• A run of records

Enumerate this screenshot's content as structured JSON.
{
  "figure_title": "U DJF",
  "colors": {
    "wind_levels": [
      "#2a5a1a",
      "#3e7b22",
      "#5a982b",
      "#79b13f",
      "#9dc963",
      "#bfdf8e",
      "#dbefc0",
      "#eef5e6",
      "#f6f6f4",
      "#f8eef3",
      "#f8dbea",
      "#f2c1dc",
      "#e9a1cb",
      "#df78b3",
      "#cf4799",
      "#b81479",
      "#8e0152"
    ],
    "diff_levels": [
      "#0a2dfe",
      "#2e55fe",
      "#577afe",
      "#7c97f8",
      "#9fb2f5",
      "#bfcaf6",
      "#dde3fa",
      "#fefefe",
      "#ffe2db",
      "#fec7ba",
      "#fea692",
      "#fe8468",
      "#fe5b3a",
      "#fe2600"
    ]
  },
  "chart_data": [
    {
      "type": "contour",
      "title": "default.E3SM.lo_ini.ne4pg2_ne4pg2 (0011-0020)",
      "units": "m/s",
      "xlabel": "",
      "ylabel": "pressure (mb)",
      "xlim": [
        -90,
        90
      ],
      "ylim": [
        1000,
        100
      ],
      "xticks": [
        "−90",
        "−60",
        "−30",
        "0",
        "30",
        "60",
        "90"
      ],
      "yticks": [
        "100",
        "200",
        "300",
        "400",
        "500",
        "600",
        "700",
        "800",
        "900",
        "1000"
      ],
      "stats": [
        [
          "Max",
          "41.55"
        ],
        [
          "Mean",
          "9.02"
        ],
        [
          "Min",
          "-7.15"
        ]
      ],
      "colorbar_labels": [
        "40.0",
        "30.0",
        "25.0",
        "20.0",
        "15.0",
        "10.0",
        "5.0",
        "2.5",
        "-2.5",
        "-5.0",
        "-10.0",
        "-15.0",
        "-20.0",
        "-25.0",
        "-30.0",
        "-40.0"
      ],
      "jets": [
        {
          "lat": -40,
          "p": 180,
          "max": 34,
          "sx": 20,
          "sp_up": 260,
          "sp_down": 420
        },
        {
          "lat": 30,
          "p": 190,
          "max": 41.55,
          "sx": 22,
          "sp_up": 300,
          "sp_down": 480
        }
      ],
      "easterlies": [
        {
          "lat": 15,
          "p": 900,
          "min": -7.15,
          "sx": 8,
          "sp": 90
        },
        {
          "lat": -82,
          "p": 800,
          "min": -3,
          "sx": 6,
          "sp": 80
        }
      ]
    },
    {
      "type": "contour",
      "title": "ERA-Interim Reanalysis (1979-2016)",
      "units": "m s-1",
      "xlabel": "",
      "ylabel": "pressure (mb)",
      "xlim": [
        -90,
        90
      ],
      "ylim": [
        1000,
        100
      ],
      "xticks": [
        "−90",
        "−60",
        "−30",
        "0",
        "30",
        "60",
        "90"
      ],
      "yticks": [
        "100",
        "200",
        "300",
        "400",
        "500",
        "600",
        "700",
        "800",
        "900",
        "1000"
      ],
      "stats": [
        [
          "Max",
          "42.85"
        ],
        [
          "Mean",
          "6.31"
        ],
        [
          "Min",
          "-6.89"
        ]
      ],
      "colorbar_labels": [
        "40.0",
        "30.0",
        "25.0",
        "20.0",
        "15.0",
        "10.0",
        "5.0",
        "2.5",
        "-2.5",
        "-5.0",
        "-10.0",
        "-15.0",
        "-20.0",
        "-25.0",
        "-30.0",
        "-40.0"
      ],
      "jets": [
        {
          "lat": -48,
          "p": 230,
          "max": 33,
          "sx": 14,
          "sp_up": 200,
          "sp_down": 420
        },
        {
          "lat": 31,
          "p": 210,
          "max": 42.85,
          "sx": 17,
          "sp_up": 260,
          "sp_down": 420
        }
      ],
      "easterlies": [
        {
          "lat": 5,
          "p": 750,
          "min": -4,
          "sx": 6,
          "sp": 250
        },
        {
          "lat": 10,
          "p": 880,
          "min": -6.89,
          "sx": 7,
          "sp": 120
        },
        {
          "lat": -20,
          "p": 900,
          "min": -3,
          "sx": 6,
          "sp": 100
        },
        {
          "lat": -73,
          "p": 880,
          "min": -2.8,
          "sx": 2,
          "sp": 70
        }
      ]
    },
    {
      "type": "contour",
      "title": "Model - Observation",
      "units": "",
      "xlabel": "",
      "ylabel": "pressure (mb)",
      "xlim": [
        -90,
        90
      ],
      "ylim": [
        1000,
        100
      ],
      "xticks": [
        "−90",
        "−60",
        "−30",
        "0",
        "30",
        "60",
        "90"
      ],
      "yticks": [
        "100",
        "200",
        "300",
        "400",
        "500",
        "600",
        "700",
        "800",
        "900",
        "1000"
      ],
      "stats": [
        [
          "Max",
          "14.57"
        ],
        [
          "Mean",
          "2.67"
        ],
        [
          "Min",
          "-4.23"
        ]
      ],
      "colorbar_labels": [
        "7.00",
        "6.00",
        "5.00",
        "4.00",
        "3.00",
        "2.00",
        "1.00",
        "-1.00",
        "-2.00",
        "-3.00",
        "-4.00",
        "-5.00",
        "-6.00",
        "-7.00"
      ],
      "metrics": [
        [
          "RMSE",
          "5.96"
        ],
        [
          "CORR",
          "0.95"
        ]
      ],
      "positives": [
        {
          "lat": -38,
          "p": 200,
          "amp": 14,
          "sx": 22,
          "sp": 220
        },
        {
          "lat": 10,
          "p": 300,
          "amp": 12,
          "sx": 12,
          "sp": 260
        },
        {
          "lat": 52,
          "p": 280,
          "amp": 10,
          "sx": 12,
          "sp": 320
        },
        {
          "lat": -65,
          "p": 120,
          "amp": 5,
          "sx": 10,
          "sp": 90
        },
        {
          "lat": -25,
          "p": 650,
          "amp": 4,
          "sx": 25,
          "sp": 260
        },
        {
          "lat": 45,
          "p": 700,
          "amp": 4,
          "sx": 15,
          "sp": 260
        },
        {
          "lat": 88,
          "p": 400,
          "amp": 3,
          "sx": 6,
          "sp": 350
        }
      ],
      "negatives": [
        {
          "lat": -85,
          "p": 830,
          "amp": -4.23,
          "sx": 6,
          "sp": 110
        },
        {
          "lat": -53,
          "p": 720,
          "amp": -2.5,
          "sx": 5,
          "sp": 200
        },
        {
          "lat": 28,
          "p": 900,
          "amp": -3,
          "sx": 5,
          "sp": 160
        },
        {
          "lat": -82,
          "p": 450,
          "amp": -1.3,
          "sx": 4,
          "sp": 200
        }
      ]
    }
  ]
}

• Challenge
Print out every entry, keeping each one exact.

• Written solution
Enumerate this screenshot's content as structured JSON.
{
  "figure_title": "U DJF",
  "colors": {
    "wind_levels": [
      "#2a5a1a",
      "#3e7b22",
      "#5a982b",
      "#79b13f",
      "#9dc963",
      "#bfdf8e",
      "#dbefc0",
      "#eef5e6",
      "#f6f6f4",
      "#f8eef3",
      "#f8dbea",
      "#f2c1dc",
      "#e9a1cb",
      "#df78b3",
      "#cf4799",
      "#b81479",
      "#8e0152"
    ],
    "diff_levels": [
      "#0a2dfe",
      "#2e55fe",
      "#577afe",
      "#7c97f8",
      "#9fb2f5",
      "#bfcaf6",
      "#dde3fa",
      "#fefefe",
      "#ffe2db",
      "#fec7ba",
      "#fea692",
      "#fe8468",
      "#fe5b3a",
      "#fe2600"
    ]
  },
  "chart_data": [
    {
      "type": "contour",
      "title": "default.E3SM.lo_ini.ne4pg2_ne4pg2 (0011-0020)",
      "units": "m/s",
      "xlabel": "",
      "ylabel": "pressure (mb)",
      "xlim": [
        -90,
        90
      ],
      "ylim": [
        1000,
        100
      ],
      "xticks": [
        "−90",
        "−60",
        "−30",
        "0",
        "30",
        "60",
        "90"
      ],
      "yticks": [
        "100",
        "200",
        "300",
        "400",
        "500",
        "600",
        "700",
        "800",
        "900",
        "1000"
      ],
      "stats": [
        [
          "Max",
          "41.55"
        ],
        [
          "Mean",
          "9.02"
        ],
        [
          "Min",
          "-7.15"
        ]
      ],
      "colorbar_labels": [
        "40.0",
        "30.0",
        "25.0",
        "20.0",
        "15.0",
        "10.0",
        "5.0",
        "2.5",
        "-2.5",
        "-5.0",
        "-10.0",
        "-15.0",
        "-20.0",
        "-25.0",
        "-30.0",
        "-40.0"
      ],
      "jets": [
        {
          "lat": -40,
          "p": 180,
          "max": 34,
          "sx": 20,
          "sp_up": 260,
          "sp_down": 420
        },
        {
          "lat": 30,
          "p": 190,
          "max": 41.55,
          "sx": 22,
          "sp_up": 300,
          "sp_down": 480
        }
      ],
      "easterlies": [
        {
          "lat": 15,
          "p": 900,
          "min": -7.15,
          "sx": 8,
          "sp": 90
        },
        {
          "lat": -82,
          "p": 800,
          "min": -3,
          "sx": 6,
          "sp": 80
        }
      ]
    },
    {
      "type": "contour",
      "title": "ERA-Interim Reanalysis (1979-2016)",
      "units": "m s-1",
      "xlabel": "",
      "ylabel": "pressure (mb)",
      "xlim": [
        -90,
        90
      ],
      "ylim": [
        1000,
        100
      ],
      "xticks": [
        "−90",
        "−60",
        "−30",
        "0",
        "30",
        "60",
        "90"
      ],
      "yticks": [
        "100",
        "200",
        "300",
        "400",
        "500",
        "600",
        "700",
        "800",
        "900",
        "1000"
      ],
      "stats": [
        [
          "Max",
          "42.85"
        ],
        [
          "Mean",
          "6.31"
        ],
        [
          "Min",
          "-6.89"
        ]
      ],
      "colorbar_labels": [
        "40.0",
        "30.0",
        "25.0",
        "20.0",
        "15.0",
        "10.0",
        "5.0",
        "2.5",
        "-2.5",
        "-5.0",
        "-10.0",
        "-15.0",
        "-20.0",
        "-25.0",
        "-30.0",
        "-40.0"
      ],
      "jets": [
        {
          "lat": -48,
          "p": 230,
          "max": 33,
          "sx": 14,
          "sp_up": 200,
          "sp_down": 420
        },
        {
          "lat": 31,
          "p": 210,
          "max": 42.85,
          "sx": 17,
          "sp_up": 260,
          "sp_down": 420
        }
      ],
      "easterlies": [
        {
          "lat": 5,
          "p": 750,
          "min": -4,
          "sx": 6,
          "sp": 250
        },
        {
          "lat": 10,
          "p": 880,
          "min": -6.89,
          "sx": 7,
          "sp": 120
        },
        {
          "lat": -20,
          "p": 900,
          "min": -3,
          "sx": 6,
          "sp": 100
        },
        {
          "lat": -73,
          "p": 880,
          "min": -2.8,
          "sx": 2,
          "sp": 70
        }
      ]
    },
    {
      "type": "contour",
      "title": "Model - Observation",
      "units": "",
      "xlabel": "",
      "ylabel": "pressure (mb)",
      "xlim": [
        -90,
        90
      ],
      "ylim": [
        1000,
        100
      ],
      "xticks": [
        "−90",
        "−60",
        "−30",
        "0",
        "30",
        "60",
        "90"
      ],
      "yticks": [
        "100",
        "200",
        "300",
        "400",
        "500",
        "600",
        "700",
        "800",
        "900",
        "1000"
      ],
      "stats": [
        [
          "Max",
          "14.57"
        ],
        [
          "Mean",
          "2.67"
        ],
        [
          "Min",
          "-4.23"
        ]
      ],
      "colorbar_labels": [
        "7.00",
        "6.00",
        "5.00",
        "4.00",
        "3.00",
        "2.00",
        "1.00",
        "-1.00",
        "-2.00",
        "-3.00",
        "-4.00",
        "-5.00",
        "-6.00",
        "-7.00"
      ],
      "metrics": [
        [
          "RMSE",
          "5.96"
        ],
        [
          "CORR",
          "0.95"
        ]
      ],
      "positives": [
        {
          "lat": -38,
          "p": 200,
          "amp": 14,
          "sx": 22,
          "sp": 220
        },
        {
          "lat": 10,
          "p": 300,
          "amp": 12,
          "sx": 12,
          "sp": 260
        },
        {
          "lat": 52,
          "p": 280,
          "amp": 10,
          "sx": 12,
          "sp": 320
        },
        {
          "lat": -65,
          "p": 120,
          "amp": 5,
          "sx": 10,
          "sp": 90
        },
        {
          "lat": -25,
          "p": 650,
          "amp": 4,
          "sx": 25,
          "sp": 260
        },
        {
          "lat": 45,
          "p": 700,
          "amp": 4,
          "sx": 15,
          "sp": 260
        },
        {
          "lat": 88,
          "p": 400,
          "amp": 3,
          "sx": 6,
          "sp": 350
        }
      ],
      "negatives": [
        {
          "lat": -85,
          "p": 830,
          "amp": -4.23,
          "sx": 6,
          "sp": 110
        },
        {
          "lat": -53,
          "p": 720,
          "amp": -2.5,
          "sx": 5,
          "sp": 200
        },
        {
          "lat": 28,
          "p": 900,
          "amp": -3,
          "sx": 5,
          "sp": 160
        },
        {
          "lat": -82,
          "p": 450,
          "amp": -1.3,
          "sx": 4,
          "sp": 200
        }
      ]
    }
  ]
}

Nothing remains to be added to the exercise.